WHAT YOU ARE ASKED TO DO:
Copy each line of the material below that includes the string "B그릇의".

─── INPUT DATA

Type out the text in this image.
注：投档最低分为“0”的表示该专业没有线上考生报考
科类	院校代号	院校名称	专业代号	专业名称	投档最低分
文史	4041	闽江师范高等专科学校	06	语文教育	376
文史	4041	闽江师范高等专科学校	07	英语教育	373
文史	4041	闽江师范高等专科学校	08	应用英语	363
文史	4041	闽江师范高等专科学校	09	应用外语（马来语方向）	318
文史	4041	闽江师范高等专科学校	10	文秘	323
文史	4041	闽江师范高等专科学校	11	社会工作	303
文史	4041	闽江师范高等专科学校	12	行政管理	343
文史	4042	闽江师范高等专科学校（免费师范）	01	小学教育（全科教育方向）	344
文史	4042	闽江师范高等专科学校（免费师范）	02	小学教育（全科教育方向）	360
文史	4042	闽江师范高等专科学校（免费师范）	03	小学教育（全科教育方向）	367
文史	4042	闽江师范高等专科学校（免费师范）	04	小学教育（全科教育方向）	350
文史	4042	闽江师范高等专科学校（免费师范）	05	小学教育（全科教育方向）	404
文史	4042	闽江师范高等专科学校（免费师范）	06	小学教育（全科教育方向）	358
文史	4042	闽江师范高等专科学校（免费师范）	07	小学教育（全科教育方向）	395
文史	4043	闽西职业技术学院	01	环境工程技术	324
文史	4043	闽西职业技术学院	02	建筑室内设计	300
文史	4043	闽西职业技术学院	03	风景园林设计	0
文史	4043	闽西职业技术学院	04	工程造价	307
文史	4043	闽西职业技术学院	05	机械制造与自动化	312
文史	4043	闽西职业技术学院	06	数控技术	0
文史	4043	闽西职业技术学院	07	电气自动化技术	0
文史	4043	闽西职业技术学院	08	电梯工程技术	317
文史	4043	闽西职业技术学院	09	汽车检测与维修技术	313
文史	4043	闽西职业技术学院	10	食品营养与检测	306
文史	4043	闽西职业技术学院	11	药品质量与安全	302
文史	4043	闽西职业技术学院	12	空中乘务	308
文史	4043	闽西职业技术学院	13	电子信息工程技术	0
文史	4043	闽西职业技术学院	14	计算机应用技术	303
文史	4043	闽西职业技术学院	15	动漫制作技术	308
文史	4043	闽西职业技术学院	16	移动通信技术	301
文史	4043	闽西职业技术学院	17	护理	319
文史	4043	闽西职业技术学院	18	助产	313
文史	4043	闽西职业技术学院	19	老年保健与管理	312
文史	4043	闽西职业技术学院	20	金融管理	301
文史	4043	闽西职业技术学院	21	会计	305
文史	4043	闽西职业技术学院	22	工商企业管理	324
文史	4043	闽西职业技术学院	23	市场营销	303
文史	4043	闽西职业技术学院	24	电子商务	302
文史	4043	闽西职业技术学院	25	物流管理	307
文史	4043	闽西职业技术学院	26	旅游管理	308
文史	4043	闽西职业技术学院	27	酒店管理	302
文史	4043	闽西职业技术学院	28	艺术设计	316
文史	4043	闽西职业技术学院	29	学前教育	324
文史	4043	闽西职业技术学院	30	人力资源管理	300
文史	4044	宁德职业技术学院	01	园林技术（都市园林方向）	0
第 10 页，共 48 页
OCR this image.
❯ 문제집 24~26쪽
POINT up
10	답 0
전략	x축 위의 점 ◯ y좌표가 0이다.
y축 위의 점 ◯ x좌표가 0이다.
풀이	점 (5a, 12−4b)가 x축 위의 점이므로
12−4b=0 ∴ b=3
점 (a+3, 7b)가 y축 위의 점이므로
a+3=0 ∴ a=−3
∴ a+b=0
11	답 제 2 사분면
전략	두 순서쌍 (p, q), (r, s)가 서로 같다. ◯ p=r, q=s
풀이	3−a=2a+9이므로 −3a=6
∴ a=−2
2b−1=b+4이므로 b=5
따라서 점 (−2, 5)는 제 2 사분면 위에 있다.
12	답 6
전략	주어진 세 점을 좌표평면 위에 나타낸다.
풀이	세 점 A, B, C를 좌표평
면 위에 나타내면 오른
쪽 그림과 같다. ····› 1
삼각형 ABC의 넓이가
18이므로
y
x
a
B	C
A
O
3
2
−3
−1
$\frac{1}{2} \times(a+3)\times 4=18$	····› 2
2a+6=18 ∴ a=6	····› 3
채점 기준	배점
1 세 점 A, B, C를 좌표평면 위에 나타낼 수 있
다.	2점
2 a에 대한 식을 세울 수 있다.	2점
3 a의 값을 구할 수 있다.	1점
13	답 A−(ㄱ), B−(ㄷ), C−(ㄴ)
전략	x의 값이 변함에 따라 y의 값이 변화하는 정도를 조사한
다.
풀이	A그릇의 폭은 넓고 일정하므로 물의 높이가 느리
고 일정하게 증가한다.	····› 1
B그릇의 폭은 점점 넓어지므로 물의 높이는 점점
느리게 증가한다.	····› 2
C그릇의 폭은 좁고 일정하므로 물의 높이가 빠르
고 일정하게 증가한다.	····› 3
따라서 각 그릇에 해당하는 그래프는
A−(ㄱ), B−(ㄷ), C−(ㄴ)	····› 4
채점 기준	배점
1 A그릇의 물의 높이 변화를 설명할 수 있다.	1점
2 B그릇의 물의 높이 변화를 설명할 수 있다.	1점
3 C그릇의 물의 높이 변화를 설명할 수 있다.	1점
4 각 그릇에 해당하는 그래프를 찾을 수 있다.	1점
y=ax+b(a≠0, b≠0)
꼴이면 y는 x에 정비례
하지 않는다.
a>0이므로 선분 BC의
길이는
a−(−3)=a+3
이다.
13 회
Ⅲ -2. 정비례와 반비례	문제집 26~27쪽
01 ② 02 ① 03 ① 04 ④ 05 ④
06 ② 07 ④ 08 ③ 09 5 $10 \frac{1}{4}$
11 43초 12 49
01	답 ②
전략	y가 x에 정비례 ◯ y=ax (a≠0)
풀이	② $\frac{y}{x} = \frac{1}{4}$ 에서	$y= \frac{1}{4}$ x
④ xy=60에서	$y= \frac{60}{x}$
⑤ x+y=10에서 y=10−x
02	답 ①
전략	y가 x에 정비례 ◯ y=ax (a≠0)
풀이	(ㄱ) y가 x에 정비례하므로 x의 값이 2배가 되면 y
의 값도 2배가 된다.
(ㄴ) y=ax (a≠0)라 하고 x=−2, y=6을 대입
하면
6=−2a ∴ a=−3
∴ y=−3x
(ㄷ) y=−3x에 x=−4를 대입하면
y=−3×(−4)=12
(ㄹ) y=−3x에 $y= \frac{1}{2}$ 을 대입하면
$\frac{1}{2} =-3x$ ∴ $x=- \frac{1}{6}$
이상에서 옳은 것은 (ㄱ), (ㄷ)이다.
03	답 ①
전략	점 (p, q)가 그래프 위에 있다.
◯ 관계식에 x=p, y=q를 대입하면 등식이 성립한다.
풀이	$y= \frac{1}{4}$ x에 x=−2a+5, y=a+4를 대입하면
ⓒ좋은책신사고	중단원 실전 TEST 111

──────

SOLUTION:
B그릇의 폭은 점점 넓어지므로 물의 높이는 점점
2 B그릇의 물의 높이 변화를 설명할 수 있다.	1점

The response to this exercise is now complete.